Aim >>
Extract all lines containing "color".

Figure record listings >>
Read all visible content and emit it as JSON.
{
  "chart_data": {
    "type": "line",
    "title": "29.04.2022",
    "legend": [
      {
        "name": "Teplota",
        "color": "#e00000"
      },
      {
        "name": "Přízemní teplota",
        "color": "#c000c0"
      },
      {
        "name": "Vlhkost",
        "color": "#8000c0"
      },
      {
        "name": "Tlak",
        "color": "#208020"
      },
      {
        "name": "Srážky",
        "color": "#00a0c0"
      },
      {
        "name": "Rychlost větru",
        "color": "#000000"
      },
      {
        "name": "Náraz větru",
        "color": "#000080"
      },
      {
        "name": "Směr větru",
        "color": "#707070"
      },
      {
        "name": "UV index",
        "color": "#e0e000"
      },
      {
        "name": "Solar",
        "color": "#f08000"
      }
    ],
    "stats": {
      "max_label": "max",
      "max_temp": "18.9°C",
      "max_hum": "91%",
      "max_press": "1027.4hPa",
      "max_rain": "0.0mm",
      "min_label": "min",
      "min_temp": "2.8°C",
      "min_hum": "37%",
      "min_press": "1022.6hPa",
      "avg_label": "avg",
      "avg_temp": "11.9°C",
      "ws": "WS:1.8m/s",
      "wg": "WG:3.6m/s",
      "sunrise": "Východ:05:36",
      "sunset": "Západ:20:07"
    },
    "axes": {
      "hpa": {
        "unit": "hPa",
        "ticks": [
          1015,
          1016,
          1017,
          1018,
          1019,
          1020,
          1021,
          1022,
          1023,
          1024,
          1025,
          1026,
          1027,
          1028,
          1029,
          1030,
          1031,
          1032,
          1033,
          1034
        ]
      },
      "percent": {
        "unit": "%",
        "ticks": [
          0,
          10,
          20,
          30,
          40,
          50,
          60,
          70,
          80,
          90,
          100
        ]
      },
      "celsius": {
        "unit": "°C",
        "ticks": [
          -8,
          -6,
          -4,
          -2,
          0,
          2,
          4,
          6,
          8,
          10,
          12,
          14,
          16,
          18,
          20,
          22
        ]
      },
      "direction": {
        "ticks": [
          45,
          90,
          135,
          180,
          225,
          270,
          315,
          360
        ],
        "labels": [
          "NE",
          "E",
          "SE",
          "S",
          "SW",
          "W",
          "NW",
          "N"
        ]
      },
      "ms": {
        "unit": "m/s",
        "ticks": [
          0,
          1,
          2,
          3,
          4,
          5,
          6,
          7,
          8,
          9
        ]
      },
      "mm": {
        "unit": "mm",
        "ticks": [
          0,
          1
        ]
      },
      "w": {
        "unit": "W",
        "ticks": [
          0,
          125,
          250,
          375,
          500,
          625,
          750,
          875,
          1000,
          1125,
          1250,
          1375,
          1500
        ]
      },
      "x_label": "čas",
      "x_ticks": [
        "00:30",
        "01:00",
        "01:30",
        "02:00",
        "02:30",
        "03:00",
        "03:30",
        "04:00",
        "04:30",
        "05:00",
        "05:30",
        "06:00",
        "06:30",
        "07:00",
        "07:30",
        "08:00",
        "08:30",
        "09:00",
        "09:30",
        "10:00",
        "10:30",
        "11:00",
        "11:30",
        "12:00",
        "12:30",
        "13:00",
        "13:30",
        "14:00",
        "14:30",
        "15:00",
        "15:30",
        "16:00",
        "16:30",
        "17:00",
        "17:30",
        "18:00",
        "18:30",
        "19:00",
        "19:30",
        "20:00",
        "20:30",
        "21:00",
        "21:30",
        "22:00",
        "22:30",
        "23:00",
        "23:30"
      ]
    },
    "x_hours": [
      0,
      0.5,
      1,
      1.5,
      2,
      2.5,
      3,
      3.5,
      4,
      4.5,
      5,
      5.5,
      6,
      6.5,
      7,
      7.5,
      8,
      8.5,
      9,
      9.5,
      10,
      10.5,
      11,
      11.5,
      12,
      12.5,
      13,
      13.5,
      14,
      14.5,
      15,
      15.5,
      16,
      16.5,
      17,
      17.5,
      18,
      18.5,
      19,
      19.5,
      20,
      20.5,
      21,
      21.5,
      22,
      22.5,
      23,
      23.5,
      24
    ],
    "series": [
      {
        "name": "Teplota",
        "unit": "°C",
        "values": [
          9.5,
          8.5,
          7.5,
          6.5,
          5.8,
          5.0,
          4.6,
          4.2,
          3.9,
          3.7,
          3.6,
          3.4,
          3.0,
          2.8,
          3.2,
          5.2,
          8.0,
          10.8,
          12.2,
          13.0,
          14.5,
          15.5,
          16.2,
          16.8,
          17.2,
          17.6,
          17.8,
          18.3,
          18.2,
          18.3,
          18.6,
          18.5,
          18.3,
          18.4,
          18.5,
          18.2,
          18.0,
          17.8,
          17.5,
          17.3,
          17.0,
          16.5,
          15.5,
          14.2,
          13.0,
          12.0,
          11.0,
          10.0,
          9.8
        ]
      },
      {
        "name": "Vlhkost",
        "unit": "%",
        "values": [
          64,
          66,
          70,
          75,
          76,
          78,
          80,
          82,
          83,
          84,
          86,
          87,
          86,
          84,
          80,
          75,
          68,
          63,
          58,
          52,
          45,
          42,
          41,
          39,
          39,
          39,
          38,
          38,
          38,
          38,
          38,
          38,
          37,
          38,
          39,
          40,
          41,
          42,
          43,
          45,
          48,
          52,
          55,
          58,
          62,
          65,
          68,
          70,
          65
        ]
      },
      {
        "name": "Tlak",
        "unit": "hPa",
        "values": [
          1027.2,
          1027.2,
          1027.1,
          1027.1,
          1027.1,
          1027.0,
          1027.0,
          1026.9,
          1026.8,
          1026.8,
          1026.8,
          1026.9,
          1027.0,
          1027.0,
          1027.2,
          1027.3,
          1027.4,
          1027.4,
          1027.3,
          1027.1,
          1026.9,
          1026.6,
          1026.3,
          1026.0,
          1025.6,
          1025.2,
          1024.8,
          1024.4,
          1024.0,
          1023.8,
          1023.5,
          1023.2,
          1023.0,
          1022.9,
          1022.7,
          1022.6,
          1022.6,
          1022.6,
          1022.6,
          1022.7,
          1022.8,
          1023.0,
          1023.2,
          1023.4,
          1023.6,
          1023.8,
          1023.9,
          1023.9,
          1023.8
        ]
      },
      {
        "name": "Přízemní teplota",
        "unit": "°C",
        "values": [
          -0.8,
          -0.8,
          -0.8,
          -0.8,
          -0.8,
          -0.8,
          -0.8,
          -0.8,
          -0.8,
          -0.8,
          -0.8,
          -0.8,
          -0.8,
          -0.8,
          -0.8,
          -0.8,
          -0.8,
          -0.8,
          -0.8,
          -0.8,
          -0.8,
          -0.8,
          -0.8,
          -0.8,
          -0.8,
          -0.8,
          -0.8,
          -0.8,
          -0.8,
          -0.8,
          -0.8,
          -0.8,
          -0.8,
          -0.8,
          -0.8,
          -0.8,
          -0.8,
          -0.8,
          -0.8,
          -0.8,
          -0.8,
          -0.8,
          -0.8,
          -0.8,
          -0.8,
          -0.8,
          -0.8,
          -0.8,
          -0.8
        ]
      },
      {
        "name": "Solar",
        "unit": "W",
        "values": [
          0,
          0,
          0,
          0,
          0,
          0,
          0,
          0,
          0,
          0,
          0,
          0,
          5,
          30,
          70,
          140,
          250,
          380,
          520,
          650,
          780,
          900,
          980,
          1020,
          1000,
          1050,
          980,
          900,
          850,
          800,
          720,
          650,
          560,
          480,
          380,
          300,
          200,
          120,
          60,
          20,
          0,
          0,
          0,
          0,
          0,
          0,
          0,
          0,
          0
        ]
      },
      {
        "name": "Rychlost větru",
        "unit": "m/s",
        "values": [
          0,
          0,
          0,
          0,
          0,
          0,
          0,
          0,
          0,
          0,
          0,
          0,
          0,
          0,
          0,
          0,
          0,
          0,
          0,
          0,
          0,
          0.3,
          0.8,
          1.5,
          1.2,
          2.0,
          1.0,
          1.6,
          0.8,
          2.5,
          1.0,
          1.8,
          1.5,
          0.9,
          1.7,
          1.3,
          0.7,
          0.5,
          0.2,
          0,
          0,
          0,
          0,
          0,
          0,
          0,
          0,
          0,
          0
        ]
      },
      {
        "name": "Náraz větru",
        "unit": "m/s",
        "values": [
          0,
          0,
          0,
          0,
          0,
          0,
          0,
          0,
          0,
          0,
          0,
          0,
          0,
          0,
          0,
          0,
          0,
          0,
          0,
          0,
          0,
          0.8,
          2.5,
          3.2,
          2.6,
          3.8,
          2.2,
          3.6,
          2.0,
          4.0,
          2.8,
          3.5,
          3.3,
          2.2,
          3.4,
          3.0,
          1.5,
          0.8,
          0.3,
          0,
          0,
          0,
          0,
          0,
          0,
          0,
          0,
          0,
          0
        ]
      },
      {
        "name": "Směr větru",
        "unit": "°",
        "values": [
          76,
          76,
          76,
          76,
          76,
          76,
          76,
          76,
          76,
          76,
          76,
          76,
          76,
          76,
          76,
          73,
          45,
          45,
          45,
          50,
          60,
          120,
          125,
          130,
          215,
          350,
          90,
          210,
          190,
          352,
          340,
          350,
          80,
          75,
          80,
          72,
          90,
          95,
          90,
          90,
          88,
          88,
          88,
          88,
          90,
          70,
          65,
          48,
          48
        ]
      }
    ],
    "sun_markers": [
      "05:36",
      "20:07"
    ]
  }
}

Final result >>
        "color": "#e00000"
        "color": "#c000c0"
        "color": "#8000c0"
        "color": "#208020"
        "color": "#00a0c0"
        "color": "#000000"
        "color": "#000080"
        "color": "#707070"
        "color": "#e0e000"
        "color": "#f08000"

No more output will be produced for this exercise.